Short problem:
Return the listing below in full, with every line exactly as it is.

Materials provided:
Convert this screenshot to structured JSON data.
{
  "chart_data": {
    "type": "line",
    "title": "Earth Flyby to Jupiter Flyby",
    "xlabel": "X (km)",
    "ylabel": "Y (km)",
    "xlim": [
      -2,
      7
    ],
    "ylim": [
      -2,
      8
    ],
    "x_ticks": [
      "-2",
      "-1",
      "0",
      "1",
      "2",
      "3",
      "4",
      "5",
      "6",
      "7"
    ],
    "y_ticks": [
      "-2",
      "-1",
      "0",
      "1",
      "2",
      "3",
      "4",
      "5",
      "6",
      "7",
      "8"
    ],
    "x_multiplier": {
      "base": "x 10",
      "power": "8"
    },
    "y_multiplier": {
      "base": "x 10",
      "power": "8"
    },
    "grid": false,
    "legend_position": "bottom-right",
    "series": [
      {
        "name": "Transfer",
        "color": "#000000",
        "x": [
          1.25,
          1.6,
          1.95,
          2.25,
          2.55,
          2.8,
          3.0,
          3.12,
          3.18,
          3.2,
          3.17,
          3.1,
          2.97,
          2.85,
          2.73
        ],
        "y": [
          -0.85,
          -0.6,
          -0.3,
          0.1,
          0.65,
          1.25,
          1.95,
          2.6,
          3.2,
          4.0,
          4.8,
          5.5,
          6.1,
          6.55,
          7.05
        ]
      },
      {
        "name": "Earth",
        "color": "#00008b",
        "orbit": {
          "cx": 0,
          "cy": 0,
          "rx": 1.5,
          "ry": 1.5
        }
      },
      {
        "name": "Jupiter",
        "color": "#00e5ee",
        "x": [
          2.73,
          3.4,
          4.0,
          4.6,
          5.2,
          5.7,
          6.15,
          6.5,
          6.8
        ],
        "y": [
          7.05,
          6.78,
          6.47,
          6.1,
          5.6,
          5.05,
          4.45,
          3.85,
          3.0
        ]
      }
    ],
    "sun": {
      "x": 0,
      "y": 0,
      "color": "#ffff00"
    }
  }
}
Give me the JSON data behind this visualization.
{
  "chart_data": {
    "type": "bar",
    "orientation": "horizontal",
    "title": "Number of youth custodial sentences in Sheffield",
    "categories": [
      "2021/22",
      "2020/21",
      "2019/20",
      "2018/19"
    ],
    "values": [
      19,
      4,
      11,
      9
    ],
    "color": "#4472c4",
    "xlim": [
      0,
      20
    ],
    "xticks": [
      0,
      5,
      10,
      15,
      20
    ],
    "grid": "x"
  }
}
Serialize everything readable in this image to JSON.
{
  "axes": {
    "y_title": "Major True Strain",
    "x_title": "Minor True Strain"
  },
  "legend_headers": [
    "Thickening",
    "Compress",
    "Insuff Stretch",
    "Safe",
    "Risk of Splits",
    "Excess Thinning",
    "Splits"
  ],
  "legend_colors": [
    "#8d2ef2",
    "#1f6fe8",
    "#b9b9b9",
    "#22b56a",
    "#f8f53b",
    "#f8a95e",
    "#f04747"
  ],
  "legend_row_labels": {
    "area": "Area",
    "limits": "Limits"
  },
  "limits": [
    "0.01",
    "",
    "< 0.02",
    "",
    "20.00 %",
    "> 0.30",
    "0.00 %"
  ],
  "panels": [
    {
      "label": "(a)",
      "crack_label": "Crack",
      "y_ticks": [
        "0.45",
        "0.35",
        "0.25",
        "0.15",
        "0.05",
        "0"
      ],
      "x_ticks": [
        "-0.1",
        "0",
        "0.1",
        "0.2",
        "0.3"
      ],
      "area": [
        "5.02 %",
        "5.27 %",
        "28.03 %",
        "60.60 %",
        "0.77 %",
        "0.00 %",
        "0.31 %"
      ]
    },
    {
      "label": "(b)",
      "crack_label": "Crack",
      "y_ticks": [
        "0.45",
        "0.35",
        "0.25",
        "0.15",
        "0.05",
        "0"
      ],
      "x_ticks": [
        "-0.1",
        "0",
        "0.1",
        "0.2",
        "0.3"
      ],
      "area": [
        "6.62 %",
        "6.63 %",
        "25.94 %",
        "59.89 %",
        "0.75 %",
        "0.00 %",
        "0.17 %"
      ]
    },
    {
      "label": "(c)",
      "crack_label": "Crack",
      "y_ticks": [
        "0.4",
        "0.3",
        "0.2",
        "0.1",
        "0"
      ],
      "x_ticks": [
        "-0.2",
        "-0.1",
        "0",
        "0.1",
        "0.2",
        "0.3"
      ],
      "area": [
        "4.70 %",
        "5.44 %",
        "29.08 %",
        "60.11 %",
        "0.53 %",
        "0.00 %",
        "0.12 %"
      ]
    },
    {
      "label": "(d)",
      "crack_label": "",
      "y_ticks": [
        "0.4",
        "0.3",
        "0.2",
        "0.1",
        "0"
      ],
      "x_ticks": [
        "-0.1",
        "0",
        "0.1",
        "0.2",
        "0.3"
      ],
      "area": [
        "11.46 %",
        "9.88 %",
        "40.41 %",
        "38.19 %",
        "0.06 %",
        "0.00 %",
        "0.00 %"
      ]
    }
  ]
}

Task output:
Convert this screenshot to structured JSON data.
{
  "chart_data": {
    "type": "line",
    "title": "Earth Flyby to Jupiter Flyby",
    "xlabel": "X (km)",
    "ylabel": "Y (km)",
    "xlim": [
      -2,
      7
    ],
    "ylim": [
      -2,
      8
    ],
    "x_ticks": [
      "-2",
      "-1",
      "0",
      "1",
      "2",
      "3",
      "4",
      "5",
      "6",
      "7"
    ],
    "y_ticks": [
      "-2",
      "-1",
      "0",
      "1",
      "2",
      "3",
      "4",
      "5",
      "6",
      "7",
      "8"
    ],
    "x_multiplier": {
      "base": "x 10",
      "power": "8"
    },
    "y_multiplier": {
      "base": "x 10",
      "power": "8"
    },
    "grid": false,
    "legend_position": "bottom-right",
    "series": [
      {
        "name": "Transfer",
        "color": "#000000",
        "x": [
          1.25,
          1.6,
          1.95,
          2.25,
          2.55,
          2.8,
          3.0,
          3.12,
          3.18,
          3.2,
          3.17,
          3.1,
          2.97,
          2.85,
          2.73
        ],
        "y": [
          -0.85,
          -0.6,
          -0.3,
          0.1,
          0.65,
          1.25,
          1.95,
          2.6,
          3.2,
          4.0,
          4.8,
          5.5,
          6.1,
          6.55,
          7.05
        ]
      },
      {
        "name": "Earth",
        "color": "#00008b",
        "orbit": {
          "cx": 0,
          "cy": 0,
          "rx": 1.5,
          "ry": 1.5
        }
      },
      {
        "name": "Jupiter",
        "color": "#00e5ee",
        "x": [
          2.73,
          3.4,
          4.0,
          4.6,
          5.2,
          5.7,
          6.15,
          6.5,
          6.8
        ],
        "y": [
          7.05,
          6.78,
          6.47,
          6.1,
          5.6,
          5.05,
          4.45,
          3.85,
          3.0
        ]
      }
    ],
    "sun": {
      "x": 0,
      "y": 0,
      "color": "#ffff00"
    }
  }
}
Give me the JSON data behind this visualization.
{
  "chart_data": {
    "type": "bar",
    "orientation": "horizontal",
    "title": "Number of youth custodial sentences in Sheffield",
    "categories": [
      "2021/22",
      "2020/21",
      "2019/20",
      "2018/19"
    ],
    "values": [
      19,
      4,
      11,
      9
    ],
    "color": "#4472c4",
    "xlim": [
      0,
      20
    ],
    "xticks": [
      0,
      5,
      10,
      15,
      20
    ],
    "grid": "x"
  }
}
Serialize everything readable in this image to JSON.
{
  "axes": {
    "y_title": "Major True Strain",
    "x_title": "Minor True Strain"
  },
  "legend_headers": [
    "Thickening",
    "Compress",
    "Insuff Stretch",
    "Safe",
    "Risk of Splits",
    "Excess Thinning",
    "Splits"
  ],
  "legend_colors": [
    "#8d2ef2",
    "#1f6fe8",
    "#b9b9b9",
    "#22b56a",
    "#f8f53b",
    "#f8a95e",
    "#f04747"
  ],
  "legend_row_labels": {
    "area": "Area",
    "limits": "Limits"
  },
  "limits": [
    "0.01",
    "",
    "< 0.02",
    "",
    "20.00 %",
    "> 0.30",
    "0.00 %"
  ],
  "panels": [
    {
      "label": "(a)",
      "crack_label": "Crack",
      "y_ticks": [
        "0.45",
        "0.35",
        "0.25",
        "0.15",
        "0.05",
        "0"
      ],
      "x_ticks": [
        "-0.1",
        "0",
        "0.1",
        "0.2",
        "0.3"
      ],
      "area": [
        "5.02 %",
        "5.27 %",
        "28.03 %",
        "60.60 %",
        "0.77 %",
        "0.00 %",
        "0.31 %"
      ]
    },
    {
      "label": "(b)",
      "crack_label": "Crack",
      "y_ticks": [
        "0.45",
        "0.35",
        "0.25",
        "0.15",
        "0.05",
        "0"
      ],
      "x_ticks": [
        "-0.1",
        "0",
        "0.1",
        "0.2",
        "0.3"
      ],
      "area": [
        "6.62 %",
        "6.63 %",
        "25.94 %",
        "59.89 %",
        "0.75 %",
        "0.00 %",
        "0.17 %"
      ]
    },
    {
      "label": "(c)",
      "crack_label": "Crack",
      "y_ticks": [
        "0.4",
        "0.3",
        "0.2",
        "0.1",
        "0"
      ],
      "x_ticks": [
        "-0.2",
        "-0.1",
        "0",
        "0.1",
        "0.2",
        "0.3"
      ],
      "area": [
        "4.70 %",
        "5.44 %",
        "29.08 %",
        "60.11 %",
        "0.53 %",
        "0.00 %",
        "0.12 %"
      ]
    },
    {
      "label": "(d)",
      "crack_label": "",
      "y_ticks": [
        "0.4",
        "0.3",
        "0.2",
        "0.1",
        "0"
      ],
      "x_ticks": [
        "-0.1",
        "0",
        "0.1",
        "0.2",
        "0.3"
      ],
      "area": [
        "11.46 %",
        "9.88 %",
        "40.41 %",
        "38.19 %",
        "0.06 %",
        "0.00 %",
        "0.00 %"
      ]
    }
  ]
}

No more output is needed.